---------- Items

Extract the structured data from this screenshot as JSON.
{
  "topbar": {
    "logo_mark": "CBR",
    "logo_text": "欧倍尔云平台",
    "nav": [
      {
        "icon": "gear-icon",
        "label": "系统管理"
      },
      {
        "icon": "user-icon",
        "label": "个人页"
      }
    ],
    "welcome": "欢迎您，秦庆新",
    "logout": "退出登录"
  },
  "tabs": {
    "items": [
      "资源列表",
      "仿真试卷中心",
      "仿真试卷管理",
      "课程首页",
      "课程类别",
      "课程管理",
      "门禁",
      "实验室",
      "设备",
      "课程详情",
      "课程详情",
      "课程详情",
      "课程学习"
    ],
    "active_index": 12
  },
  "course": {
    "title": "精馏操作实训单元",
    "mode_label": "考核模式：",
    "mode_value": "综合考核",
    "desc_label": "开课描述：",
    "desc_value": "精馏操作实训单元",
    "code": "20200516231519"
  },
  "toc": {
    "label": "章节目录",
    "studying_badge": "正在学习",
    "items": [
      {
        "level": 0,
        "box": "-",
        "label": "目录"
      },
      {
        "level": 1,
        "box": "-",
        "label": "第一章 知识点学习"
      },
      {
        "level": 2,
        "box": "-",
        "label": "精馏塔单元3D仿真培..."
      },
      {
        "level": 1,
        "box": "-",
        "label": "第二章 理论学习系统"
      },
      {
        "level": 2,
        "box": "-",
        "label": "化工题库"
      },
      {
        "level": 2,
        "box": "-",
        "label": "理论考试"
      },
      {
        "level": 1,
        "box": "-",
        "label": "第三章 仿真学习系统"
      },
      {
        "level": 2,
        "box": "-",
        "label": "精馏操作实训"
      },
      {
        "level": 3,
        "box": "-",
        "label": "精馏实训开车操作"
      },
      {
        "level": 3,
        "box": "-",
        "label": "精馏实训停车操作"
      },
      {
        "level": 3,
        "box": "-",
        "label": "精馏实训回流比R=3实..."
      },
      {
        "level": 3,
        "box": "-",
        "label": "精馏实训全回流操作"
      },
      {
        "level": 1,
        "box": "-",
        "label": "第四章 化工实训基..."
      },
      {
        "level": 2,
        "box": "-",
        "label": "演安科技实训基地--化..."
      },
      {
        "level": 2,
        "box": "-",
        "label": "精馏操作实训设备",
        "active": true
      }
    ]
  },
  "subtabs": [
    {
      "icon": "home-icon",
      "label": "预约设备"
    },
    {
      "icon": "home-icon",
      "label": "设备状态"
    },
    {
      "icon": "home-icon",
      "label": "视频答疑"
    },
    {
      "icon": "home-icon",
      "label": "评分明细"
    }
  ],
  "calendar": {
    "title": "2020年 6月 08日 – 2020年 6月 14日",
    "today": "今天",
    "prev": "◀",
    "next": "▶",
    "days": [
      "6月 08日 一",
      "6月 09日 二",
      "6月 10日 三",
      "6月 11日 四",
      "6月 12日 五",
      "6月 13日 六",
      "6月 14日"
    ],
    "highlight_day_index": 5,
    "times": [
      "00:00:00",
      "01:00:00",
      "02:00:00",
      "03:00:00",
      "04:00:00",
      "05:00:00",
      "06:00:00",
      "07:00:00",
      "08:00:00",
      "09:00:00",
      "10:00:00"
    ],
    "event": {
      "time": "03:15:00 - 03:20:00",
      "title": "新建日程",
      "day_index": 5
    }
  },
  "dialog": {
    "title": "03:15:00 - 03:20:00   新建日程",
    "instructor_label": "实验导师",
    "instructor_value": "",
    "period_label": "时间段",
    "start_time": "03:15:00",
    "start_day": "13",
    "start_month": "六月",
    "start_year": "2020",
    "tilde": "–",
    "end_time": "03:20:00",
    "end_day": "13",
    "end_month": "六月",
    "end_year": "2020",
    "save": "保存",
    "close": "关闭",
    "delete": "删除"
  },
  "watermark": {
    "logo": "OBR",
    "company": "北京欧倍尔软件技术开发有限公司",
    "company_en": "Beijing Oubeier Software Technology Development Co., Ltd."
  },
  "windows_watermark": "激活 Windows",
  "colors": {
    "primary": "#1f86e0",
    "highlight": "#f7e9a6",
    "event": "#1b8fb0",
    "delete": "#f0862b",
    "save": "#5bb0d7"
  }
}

--------------------

Print all the data exactly.

Extract the structured data from this screenshot as JSON.
{
  "topbar": {
    "logo_mark": "CBR",
    "logo_text": "欧倍尔云平台",
    "nav": [
      {
        "icon": "gear-icon",
        "label": "系统管理"
      },
      {
        "icon": "user-icon",
        "label": "个人页"
      }
    ],
    "welcome": "欢迎您，秦庆新",
    "logout": "退出登录"
  },
  "tabs": {
    "items": [
      "资源列表",
      "仿真试卷中心",
      "仿真试卷管理",
      "课程首页",
      "课程类别",
      "课程管理",
      "门禁",
      "实验室",
      "设备",
      "课程详情",
      "课程详情",
      "课程详情",
      "课程学习"
    ],
    "active_index": 12
  },
  "course": {
    "title": "精馏操作实训单元",
    "mode_label": "考核模式：",
    "mode_value": "综合考核",
    "desc_label": "开课描述：",
    "desc_value": "精馏操作实训单元",
    "code": "20200516231519"
  },
  "toc": {
    "label": "章节目录",
    "studying_badge": "正在学习",
    "items": [
      {
        "level": 0,
        "box": "-",
        "label": "目录"
      },
      {
        "level": 1,
        "box": "-",
        "label": "第一章 知识点学习"
      },
      {
        "level": 2,
        "box": "-",
        "label": "精馏塔单元3D仿真培..."
      },
      {
        "level": 1,
        "box": "-",
        "label": "第二章 理论学习系统"
      },
      {
        "level": 2,
        "box": "-",
        "label": "化工题库"
      },
      {
        "level": 2,
        "box": "-",
        "label": "理论考试"
      },
      {
        "level": 1,
        "box": "-",
        "label": "第三章 仿真学习系统"
      },
      {
        "level": 2,
        "box": "-",
        "label": "精馏操作实训"
      },
      {
        "level": 3,
        "box": "-",
        "label": "精馏实训开车操作"
      },
      {
        "level": 3,
        "box": "-",
        "label": "精馏实训停车操作"
      },
      {
        "level": 3,
        "box": "-",
        "label": "精馏实训回流比R=3实..."
      },
      {
        "level": 3,
        "box": "-",
        "label": "精馏实训全回流操作"
      },
      {
        "level": 1,
        "box": "-",
        "label": "第四章 化工实训基..."
      },
      {
        "level": 2,
        "box": "-",
        "label": "演安科技实训基地--化..."
      },
      {
        "level": 2,
        "box": "-",
        "label": "精馏操作实训设备",
        "active": true
      }
    ]
  },
  "subtabs": [
    {
      "icon": "home-icon",
      "label": "预约设备"
    },
    {
      "icon": "home-icon",
      "label": "设备状态"
    },
    {
      "icon": "home-icon",
      "label": "视频答疑"
    },
    {
      "icon": "home-icon",
      "label": "评分明细"
    }
  ],
  "calendar": {
    "title": "2020年 6月 08日 – 2020年 6月 14日",
    "today": "今天",
    "prev": "◀",
    "next": "▶",
    "days": [
      "6月 08日 一",
      "6月 09日 二",
      "6月 10日 三",
      "6月 11日 四",
      "6月 12日 五",
      "6月 13日 六",
      "6月 14日"
    ],
    "highlight_day_index": 5,
    "times": [
      "00:00:00",
      "01:00:00",
      "02:00:00",
      "03:00:00",
      "04:00:00",
      "05:00:00",
      "06:00:00",
      "07:00:00",
      "08:00:00",
      "09:00:00",
      "10:00:00"
    ],
    "event": {
      "time": "03:15:00 - 03:20:00",
      "title": "新建日程",
      "day_index": 5
    }
  },
  "dialog": {
    "title": "03:15:00 - 03:20:00   新建日程",
    "instructor_label": "实验导师",
    "instructor_value": "",
    "period_label": "时间段",
    "start_time": "03:15:00",
    "start_day": "13",
    "start_month": "六月",
    "start_year": "2020",
    "tilde": "–",
    "end_time": "03:20:00",
    "end_day": "13",
    "end_month": "六月",
    "end_year": "2020",
    "save": "保存",
    "close": "关闭",
    "delete": "删除"
  },
  "watermark": {
    "logo": "OBR",
    "company": "北京欧倍尔软件技术开发有限公司",
    "company_en": "Beijing Oubeier Software Technology Development Co., Ltd."
  },
  "windows_watermark": "激活 Windows",
  "colors": {
    "primary": "#1f86e0",
    "highlight": "#f7e9a6",
    "event": "#1b8fb0",
    "delete": "#f0862b",
    "save": "#5bb0d7"
  }
}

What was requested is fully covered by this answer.